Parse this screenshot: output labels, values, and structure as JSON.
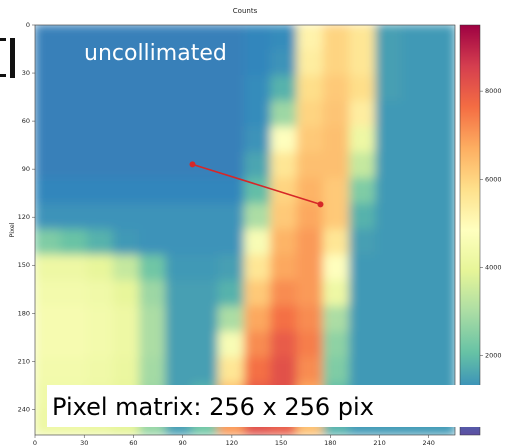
{
  "chart_data": {
    "type": "heatmap",
    "title": "Counts",
    "y_label": "Pixel",
    "colormap": "Spectral_r",
    "clim": [
      200,
      9500
    ],
    "colorbar_ticks": [
      2000,
      4000,
      6000,
      8000
    ],
    "xlim": [
      0,
      256
    ],
    "ylim": [
      256,
      0
    ],
    "xticks": [
      0,
      30,
      60,
      90,
      120,
      150,
      180,
      210,
      240
    ],
    "yticks": [
      0,
      30,
      60,
      90,
      120,
      150,
      180,
      210,
      240
    ],
    "x_edges": [
      0,
      16,
      32,
      48,
      64,
      80,
      96,
      112,
      128,
      144,
      160,
      176,
      192,
      208,
      224,
      240,
      256
    ],
    "y_edges": [
      0,
      16,
      32,
      48,
      64,
      80,
      96,
      112,
      128,
      144,
      160,
      176,
      192,
      208,
      224,
      240,
      256
    ],
    "values": [
      [
        1000,
        1000,
        1000,
        1000,
        1000,
        1000,
        1000,
        1000,
        1100,
        1200,
        5200,
        6000,
        5600,
        1500,
        1400,
        1400
      ],
      [
        1000,
        1000,
        1000,
        1000,
        1000,
        1000,
        1000,
        1000,
        1100,
        1300,
        5400,
        6000,
        5600,
        1500,
        1400,
        1400
      ],
      [
        1000,
        1000,
        1000,
        1000,
        1000,
        1000,
        1000,
        1000,
        1200,
        1800,
        5800,
        6200,
        5800,
        1500,
        1400,
        1400
      ],
      [
        1000,
        1000,
        1000,
        1000,
        1000,
        1000,
        1000,
        1000,
        1200,
        2800,
        6000,
        6300,
        5400,
        1400,
        1400,
        1400
      ],
      [
        1000,
        1000,
        1000,
        1000,
        1000,
        1000,
        1000,
        1000,
        1300,
        4800,
        6200,
        6400,
        4200,
        1400,
        1400,
        1400
      ],
      [
        1000,
        1000,
        1000,
        1000,
        1000,
        1000,
        1000,
        1000,
        1600,
        5600,
        6400,
        6400,
        3400,
        1400,
        1400,
        1400
      ],
      [
        1100,
        1100,
        1100,
        1100,
        1100,
        1100,
        1100,
        1100,
        2000,
        6000,
        6600,
        6200,
        2400,
        1400,
        1400,
        1400
      ],
      [
        1300,
        1300,
        1300,
        1300,
        1300,
        1300,
        1300,
        1300,
        3000,
        6200,
        6800,
        6200,
        1800,
        1400,
        1400,
        1400
      ],
      [
        2400,
        2100,
        1800,
        1400,
        1300,
        1300,
        1300,
        1300,
        4600,
        6600,
        7000,
        5600,
        1500,
        1400,
        1400,
        1400
      ],
      [
        4200,
        4200,
        4000,
        3400,
        2200,
        1400,
        1400,
        1500,
        5600,
        6800,
        7000,
        4800,
        1400,
        1400,
        1400,
        1400
      ],
      [
        4400,
        4400,
        4300,
        4000,
        2800,
        1500,
        1500,
        1800,
        6200,
        7200,
        7000,
        4200,
        1400,
        1400,
        1400,
        1400
      ],
      [
        4500,
        4500,
        4400,
        4200,
        3000,
        1500,
        1500,
        3000,
        6800,
        7600,
        7200,
        3000,
        1400,
        1400,
        1400,
        1400
      ],
      [
        4500,
        4500,
        4400,
        4200,
        3000,
        1500,
        1500,
        4600,
        7200,
        8000,
        7400,
        2600,
        1400,
        1400,
        1400,
        1400
      ],
      [
        4400,
        4400,
        4300,
        4100,
        2900,
        1500,
        1500,
        5600,
        7600,
        8200,
        7200,
        2400,
        1400,
        1400,
        1400,
        1400
      ],
      [
        4300,
        4300,
        4200,
        4000,
        2800,
        1500,
        1800,
        6400,
        8000,
        8200,
        6800,
        2000,
        1400,
        1400,
        1400,
        1400
      ],
      [
        4200,
        4200,
        4100,
        3900,
        2700,
        1500,
        2200,
        7000,
        8200,
        8000,
        6400,
        1800,
        1400,
        1400,
        1400,
        1400
      ]
    ],
    "marker_line": {
      "x": [
        96,
        174
      ],
      "y": [
        87,
        112
      ],
      "color": "#d62728"
    },
    "annotations": [
      "uncollimated",
      "Pixel matrix: 256 x 256 pix"
    ]
  }
}
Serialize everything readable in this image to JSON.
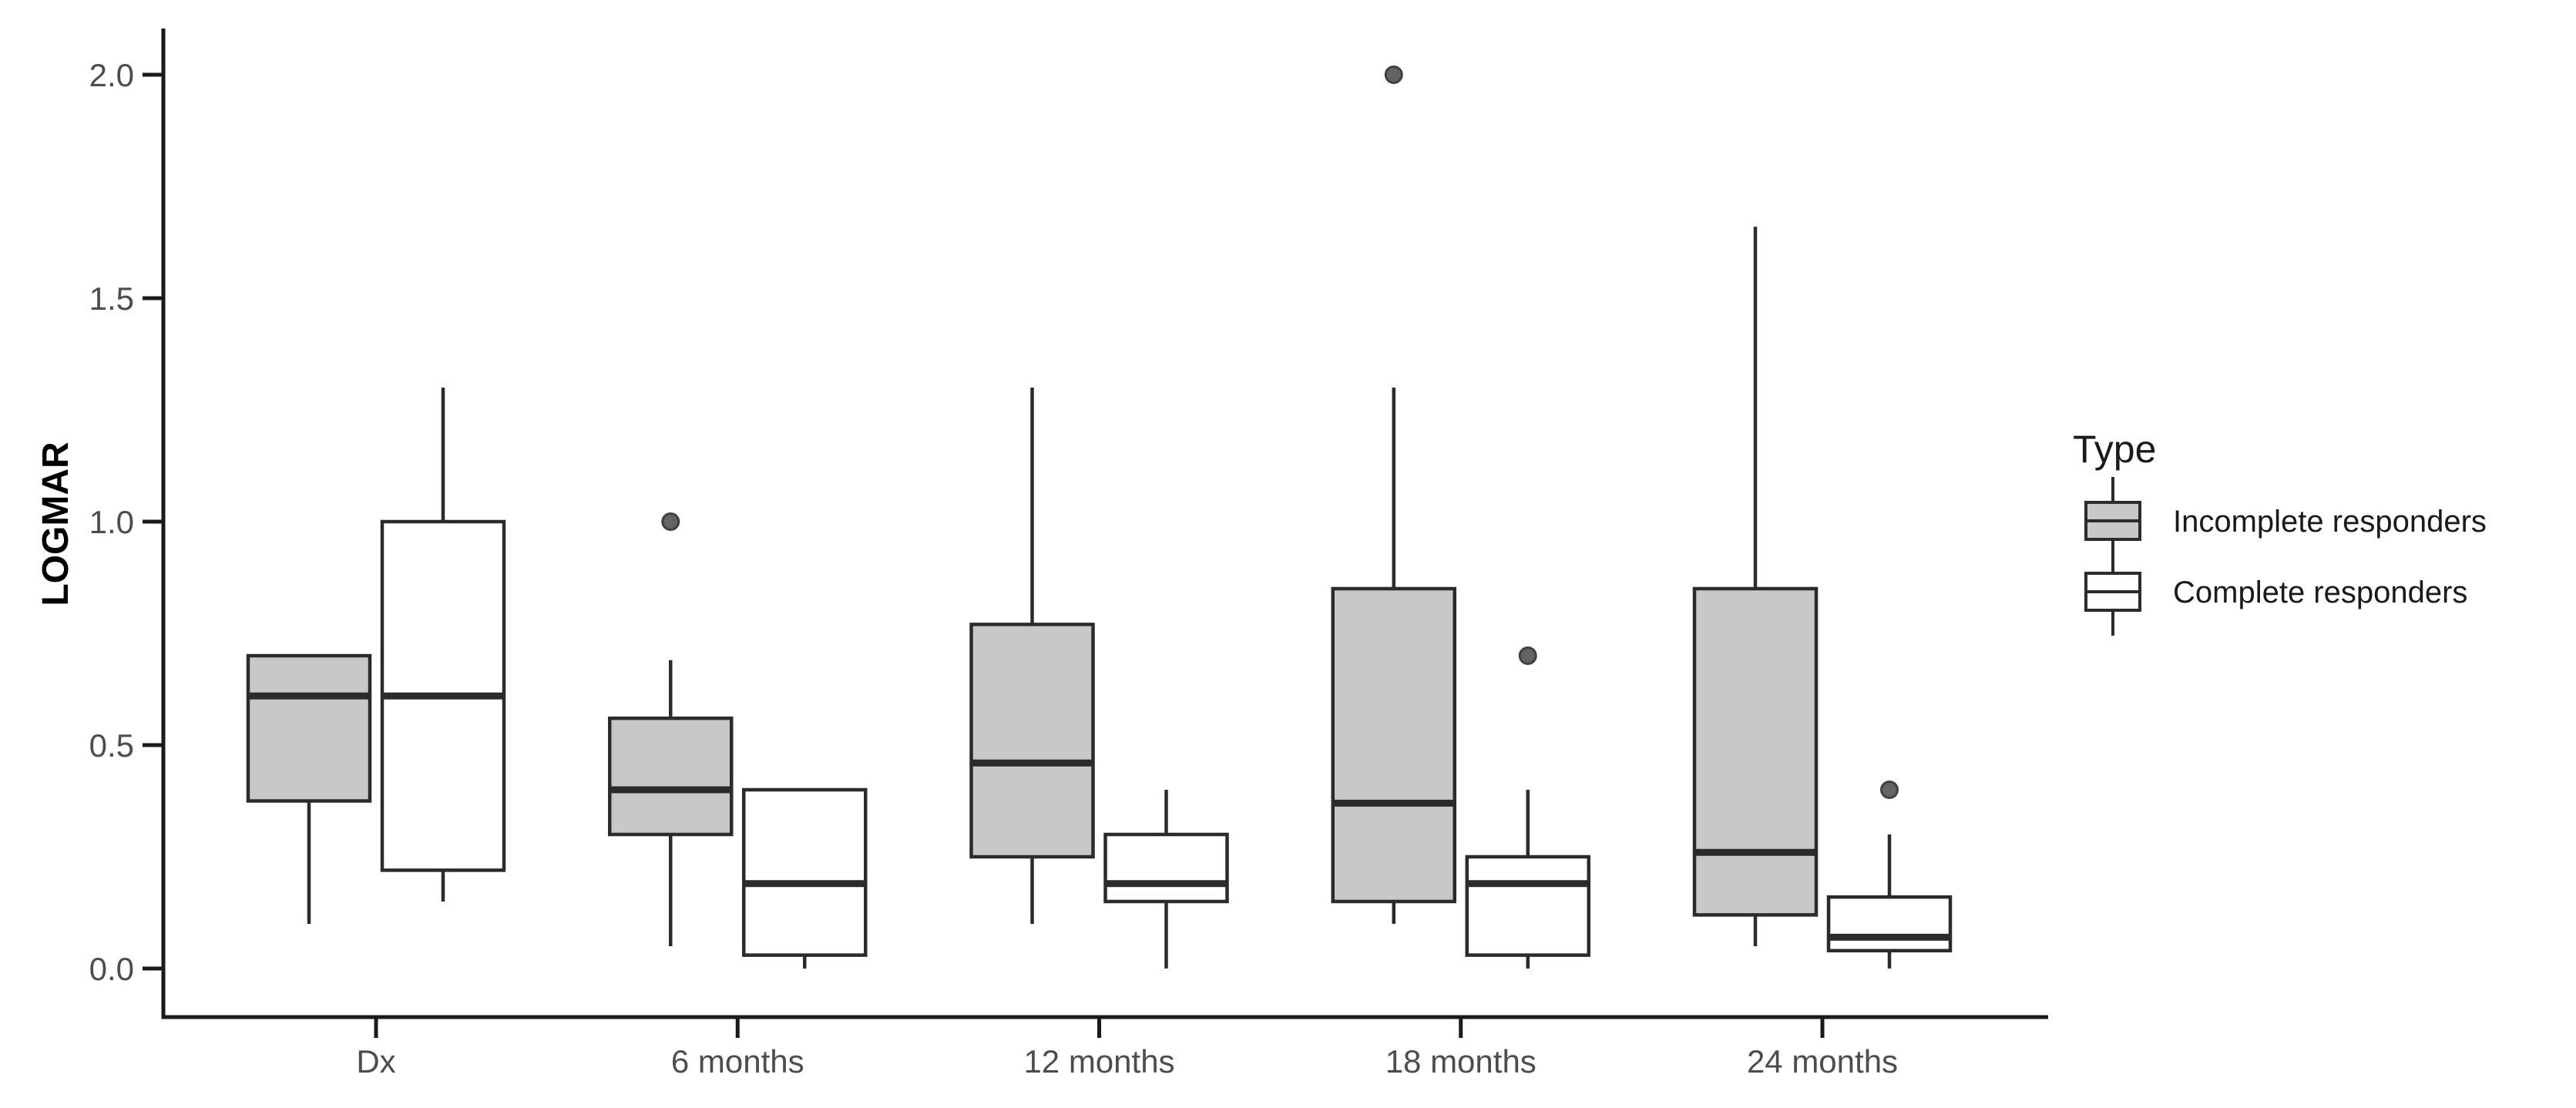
{
  "chart_data": {
    "type": "boxplot",
    "title": "",
    "xlabel": "",
    "ylabel": "LOGMAR",
    "ylim": [
      -0.11,
      2.1
    ],
    "yticks": [
      0.0,
      0.5,
      1.0,
      1.5,
      2.0
    ],
    "ytick_labels": [
      "0.0",
      "0.5",
      "1.0",
      "1.5",
      "2.0"
    ],
    "categories": [
      "Dx",
      "6 months",
      "12 months",
      "18 months",
      "24 months"
    ],
    "grid": "off",
    "legend": {
      "title": "Type",
      "position": "right",
      "entries": [
        {
          "label": "Incomplete responders",
          "fill": "#c8c8c8"
        },
        {
          "label": "Complete responders",
          "fill": "#ffffff"
        }
      ]
    },
    "series": [
      {
        "name": "Incomplete responders",
        "fill": "#c8c8c8",
        "boxes": [
          {
            "category": "Dx",
            "whisker_low": 0.1,
            "q1": 0.375,
            "median": 0.61,
            "q3": 0.7,
            "whisker_high": 0.7,
            "outliers": []
          },
          {
            "category": "6 months",
            "whisker_low": 0.05,
            "q1": 0.3,
            "median": 0.4,
            "q3": 0.56,
            "whisker_high": 0.69,
            "outliers": [
              1.0
            ]
          },
          {
            "category": "12 months",
            "whisker_low": 0.1,
            "q1": 0.25,
            "median": 0.46,
            "q3": 0.77,
            "whisker_high": 1.3,
            "outliers": []
          },
          {
            "category": "18 months",
            "whisker_low": 0.1,
            "q1": 0.15,
            "median": 0.37,
            "q3": 0.85,
            "whisker_high": 1.3,
            "outliers": [
              2.0
            ]
          },
          {
            "category": "24 months",
            "whisker_low": 0.05,
            "q1": 0.12,
            "median": 0.26,
            "q3": 0.85,
            "whisker_high": 1.66,
            "outliers": []
          }
        ]
      },
      {
        "name": "Complete responders",
        "fill": "#ffffff",
        "boxes": [
          {
            "category": "Dx",
            "whisker_low": 0.15,
            "q1": 0.22,
            "median": 0.61,
            "q3": 1.0,
            "whisker_high": 1.3,
            "outliers": []
          },
          {
            "category": "6 months",
            "whisker_low": 0.0,
            "q1": 0.03,
            "median": 0.19,
            "q3": 0.4,
            "whisker_high": 0.4,
            "outliers": []
          },
          {
            "category": "12 months",
            "whisker_low": 0.0,
            "q1": 0.15,
            "median": 0.19,
            "q3": 0.3,
            "whisker_high": 0.4,
            "outliers": []
          },
          {
            "category": "18 months",
            "whisker_low": 0.0,
            "q1": 0.03,
            "median": 0.19,
            "q3": 0.25,
            "whisker_high": 0.4,
            "outliers": [
              0.7
            ]
          },
          {
            "category": "24 months",
            "whisker_low": 0.0,
            "q1": 0.04,
            "median": 0.07,
            "q3": 0.16,
            "whisker_high": 0.3,
            "outliers": [
              0.4
            ]
          }
        ]
      }
    ],
    "colors": {
      "incomplete_fill": "#c8c8c8",
      "complete_fill": "#ffffff",
      "box_stroke": "#2b2b2b",
      "median_stroke": "#2b2b2b",
      "whisker_stroke": "#2b2b2b",
      "outlier_fill": "#636363",
      "outlier_stroke": "#404040",
      "axis_color": "#1a1a1a",
      "tick_label_color": "#4d4d4d",
      "text_color": "#1a1a1a",
      "background": "#ffffff"
    }
  }
}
........
### INSTRUCTION:
Identify the lines that contain the string "values", and copy every one of them.

### SOLUTION BELOW:
Parse this screenshot: output labels, values, and structure as JSON.
    "values": [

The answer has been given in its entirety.